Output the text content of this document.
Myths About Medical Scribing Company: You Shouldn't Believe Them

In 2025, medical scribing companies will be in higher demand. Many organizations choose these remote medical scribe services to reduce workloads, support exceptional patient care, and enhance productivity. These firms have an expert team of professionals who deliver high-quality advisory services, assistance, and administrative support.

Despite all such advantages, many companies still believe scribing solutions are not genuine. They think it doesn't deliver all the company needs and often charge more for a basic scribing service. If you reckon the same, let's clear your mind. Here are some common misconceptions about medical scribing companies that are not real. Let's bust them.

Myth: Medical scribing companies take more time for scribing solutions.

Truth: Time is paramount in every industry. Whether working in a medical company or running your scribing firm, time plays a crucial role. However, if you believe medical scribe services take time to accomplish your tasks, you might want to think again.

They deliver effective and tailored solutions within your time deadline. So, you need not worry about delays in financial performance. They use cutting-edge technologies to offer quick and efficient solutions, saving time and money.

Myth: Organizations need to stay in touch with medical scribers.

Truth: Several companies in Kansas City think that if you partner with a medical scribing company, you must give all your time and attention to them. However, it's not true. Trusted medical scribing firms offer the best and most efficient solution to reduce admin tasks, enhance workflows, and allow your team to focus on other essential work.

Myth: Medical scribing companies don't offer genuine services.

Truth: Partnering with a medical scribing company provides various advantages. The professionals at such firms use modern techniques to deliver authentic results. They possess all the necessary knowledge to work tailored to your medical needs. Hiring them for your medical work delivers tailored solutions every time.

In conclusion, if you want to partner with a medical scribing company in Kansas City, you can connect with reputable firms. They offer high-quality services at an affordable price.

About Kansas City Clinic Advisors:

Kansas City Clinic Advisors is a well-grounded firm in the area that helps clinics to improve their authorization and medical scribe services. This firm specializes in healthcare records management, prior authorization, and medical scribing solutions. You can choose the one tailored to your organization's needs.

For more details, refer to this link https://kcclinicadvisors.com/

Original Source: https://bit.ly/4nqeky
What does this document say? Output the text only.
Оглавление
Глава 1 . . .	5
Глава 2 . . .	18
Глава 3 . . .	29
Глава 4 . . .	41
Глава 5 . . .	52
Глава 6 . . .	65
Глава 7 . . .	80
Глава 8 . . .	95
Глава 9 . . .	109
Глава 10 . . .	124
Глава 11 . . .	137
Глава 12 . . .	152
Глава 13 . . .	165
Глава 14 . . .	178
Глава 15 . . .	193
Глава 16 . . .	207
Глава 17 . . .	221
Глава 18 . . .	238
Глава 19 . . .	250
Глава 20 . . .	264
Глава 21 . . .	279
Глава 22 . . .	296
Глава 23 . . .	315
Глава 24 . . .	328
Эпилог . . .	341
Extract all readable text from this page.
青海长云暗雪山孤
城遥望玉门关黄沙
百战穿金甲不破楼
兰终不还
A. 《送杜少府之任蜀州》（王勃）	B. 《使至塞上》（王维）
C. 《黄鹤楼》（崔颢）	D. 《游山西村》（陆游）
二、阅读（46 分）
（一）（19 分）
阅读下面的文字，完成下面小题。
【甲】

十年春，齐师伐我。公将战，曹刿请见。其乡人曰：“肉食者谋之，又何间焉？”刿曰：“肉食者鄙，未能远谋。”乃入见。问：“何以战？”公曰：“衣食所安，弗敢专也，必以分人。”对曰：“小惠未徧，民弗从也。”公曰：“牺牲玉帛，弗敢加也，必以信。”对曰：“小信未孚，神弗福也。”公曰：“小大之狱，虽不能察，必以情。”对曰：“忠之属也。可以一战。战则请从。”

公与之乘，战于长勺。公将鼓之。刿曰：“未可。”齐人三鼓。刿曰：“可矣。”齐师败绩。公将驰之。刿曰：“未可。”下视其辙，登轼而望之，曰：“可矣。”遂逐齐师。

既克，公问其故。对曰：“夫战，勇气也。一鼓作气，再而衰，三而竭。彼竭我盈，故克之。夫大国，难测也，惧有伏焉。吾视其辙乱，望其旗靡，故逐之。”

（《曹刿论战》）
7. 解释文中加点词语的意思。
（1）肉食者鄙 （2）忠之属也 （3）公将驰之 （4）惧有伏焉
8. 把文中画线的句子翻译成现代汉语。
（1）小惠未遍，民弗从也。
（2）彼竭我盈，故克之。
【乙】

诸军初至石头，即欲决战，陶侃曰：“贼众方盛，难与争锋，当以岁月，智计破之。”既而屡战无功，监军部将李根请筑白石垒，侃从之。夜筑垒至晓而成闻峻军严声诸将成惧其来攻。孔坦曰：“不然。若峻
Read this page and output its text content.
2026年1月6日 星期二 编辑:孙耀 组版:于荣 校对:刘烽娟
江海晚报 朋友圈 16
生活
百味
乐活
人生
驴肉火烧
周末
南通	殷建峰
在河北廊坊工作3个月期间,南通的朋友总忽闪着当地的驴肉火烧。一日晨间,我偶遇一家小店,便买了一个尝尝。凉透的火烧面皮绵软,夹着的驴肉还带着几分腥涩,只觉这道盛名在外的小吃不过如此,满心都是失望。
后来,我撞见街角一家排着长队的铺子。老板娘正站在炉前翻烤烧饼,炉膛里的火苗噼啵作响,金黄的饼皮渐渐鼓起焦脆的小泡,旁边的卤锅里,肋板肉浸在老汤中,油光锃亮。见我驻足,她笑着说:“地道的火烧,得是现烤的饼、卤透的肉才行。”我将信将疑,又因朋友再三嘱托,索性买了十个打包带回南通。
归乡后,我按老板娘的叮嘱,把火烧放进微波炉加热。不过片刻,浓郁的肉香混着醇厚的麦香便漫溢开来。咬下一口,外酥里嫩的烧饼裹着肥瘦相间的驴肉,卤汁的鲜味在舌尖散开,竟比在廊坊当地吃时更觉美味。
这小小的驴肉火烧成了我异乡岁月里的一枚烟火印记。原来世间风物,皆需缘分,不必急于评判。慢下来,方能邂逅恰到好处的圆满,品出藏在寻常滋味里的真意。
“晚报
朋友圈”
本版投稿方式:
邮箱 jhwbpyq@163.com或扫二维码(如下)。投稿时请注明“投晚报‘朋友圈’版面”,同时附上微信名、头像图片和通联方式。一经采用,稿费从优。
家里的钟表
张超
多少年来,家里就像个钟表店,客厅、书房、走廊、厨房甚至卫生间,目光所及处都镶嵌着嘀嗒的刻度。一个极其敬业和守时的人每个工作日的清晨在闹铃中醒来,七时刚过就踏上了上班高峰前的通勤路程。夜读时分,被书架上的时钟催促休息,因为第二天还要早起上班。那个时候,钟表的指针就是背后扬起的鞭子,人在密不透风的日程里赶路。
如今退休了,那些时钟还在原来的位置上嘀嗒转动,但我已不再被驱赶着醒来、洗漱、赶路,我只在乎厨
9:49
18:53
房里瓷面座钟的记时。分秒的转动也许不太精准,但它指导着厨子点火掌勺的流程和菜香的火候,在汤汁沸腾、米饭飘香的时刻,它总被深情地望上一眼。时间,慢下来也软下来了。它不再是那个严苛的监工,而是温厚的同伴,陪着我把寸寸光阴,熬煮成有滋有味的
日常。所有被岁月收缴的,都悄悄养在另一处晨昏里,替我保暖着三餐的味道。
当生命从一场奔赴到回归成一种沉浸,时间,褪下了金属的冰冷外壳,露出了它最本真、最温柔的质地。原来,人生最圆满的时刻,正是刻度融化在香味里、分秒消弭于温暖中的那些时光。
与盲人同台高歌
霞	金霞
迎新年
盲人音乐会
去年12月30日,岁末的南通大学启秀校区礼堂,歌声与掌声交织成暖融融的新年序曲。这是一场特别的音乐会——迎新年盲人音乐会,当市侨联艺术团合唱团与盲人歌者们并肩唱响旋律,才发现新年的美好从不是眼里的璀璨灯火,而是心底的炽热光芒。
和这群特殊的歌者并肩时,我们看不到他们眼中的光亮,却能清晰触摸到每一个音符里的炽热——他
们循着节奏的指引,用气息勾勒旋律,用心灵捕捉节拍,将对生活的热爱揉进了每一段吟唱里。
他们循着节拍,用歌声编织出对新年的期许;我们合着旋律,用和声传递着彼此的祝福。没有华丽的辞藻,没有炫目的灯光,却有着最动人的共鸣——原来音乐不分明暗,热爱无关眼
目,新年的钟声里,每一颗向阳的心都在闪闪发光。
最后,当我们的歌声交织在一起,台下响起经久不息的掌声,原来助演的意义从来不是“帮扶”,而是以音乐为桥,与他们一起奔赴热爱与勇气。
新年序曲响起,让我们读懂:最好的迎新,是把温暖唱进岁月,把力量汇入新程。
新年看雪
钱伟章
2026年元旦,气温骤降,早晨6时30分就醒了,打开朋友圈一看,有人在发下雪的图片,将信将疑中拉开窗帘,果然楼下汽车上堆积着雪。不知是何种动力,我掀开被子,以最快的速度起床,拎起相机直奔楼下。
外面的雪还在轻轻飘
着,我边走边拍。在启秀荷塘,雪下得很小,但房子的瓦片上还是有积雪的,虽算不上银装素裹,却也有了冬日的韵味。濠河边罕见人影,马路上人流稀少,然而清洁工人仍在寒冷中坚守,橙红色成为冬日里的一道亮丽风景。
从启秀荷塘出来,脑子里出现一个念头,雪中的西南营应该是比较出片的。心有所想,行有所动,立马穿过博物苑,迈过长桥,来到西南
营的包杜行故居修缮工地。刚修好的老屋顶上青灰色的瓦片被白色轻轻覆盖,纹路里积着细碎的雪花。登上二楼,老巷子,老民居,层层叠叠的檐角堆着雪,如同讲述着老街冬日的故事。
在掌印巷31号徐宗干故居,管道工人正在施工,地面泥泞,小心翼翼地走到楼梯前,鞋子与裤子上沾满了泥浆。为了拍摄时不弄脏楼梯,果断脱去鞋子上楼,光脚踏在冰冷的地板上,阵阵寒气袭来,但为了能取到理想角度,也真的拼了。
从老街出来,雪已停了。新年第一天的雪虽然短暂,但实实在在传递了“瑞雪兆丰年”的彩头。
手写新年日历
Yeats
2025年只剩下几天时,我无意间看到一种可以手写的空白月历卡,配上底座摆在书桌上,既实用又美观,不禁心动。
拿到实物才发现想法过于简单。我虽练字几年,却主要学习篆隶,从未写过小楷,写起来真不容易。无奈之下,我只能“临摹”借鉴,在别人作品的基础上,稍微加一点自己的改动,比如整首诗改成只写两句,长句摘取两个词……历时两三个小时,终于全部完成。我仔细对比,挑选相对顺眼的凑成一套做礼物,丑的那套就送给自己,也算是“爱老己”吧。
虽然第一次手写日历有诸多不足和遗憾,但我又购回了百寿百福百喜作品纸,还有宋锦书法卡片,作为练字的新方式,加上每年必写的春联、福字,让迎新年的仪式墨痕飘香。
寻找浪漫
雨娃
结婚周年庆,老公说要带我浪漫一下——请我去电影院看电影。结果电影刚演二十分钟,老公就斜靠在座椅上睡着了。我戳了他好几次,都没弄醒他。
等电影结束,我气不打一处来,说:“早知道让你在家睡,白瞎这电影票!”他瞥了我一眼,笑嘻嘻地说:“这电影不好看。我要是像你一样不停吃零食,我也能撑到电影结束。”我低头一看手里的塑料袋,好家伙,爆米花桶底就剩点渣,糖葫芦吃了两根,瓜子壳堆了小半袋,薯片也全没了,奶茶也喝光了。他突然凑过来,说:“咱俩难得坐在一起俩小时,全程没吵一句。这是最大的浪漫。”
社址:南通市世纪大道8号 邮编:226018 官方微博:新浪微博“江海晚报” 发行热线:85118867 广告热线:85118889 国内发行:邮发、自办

• **WHAT THIS TASK INVOLVES**
Out of the records, collect only those lines that contain the string "民弗从也".

• **RESULT OF THIS TASK**
十年春，齐师伐我。公将战，曹刿请见。其乡人曰：“肉食者谋之，又何间焉？”刿曰：“肉食者鄙，未能远谋。”乃入见。问：“何以战？”公曰：“衣食所安，弗敢专也，必以分人。”对曰：“小惠未徧，民弗从也。”公曰：“牺牲玉帛，弗敢加也，必以信。”对曰：“小信未孚，神弗福也。”公曰：“小大之狱，虽不能察，必以情。”对曰：“忠之属也。可以一战。战则请从。”
（1）小惠未遍，民弗从也。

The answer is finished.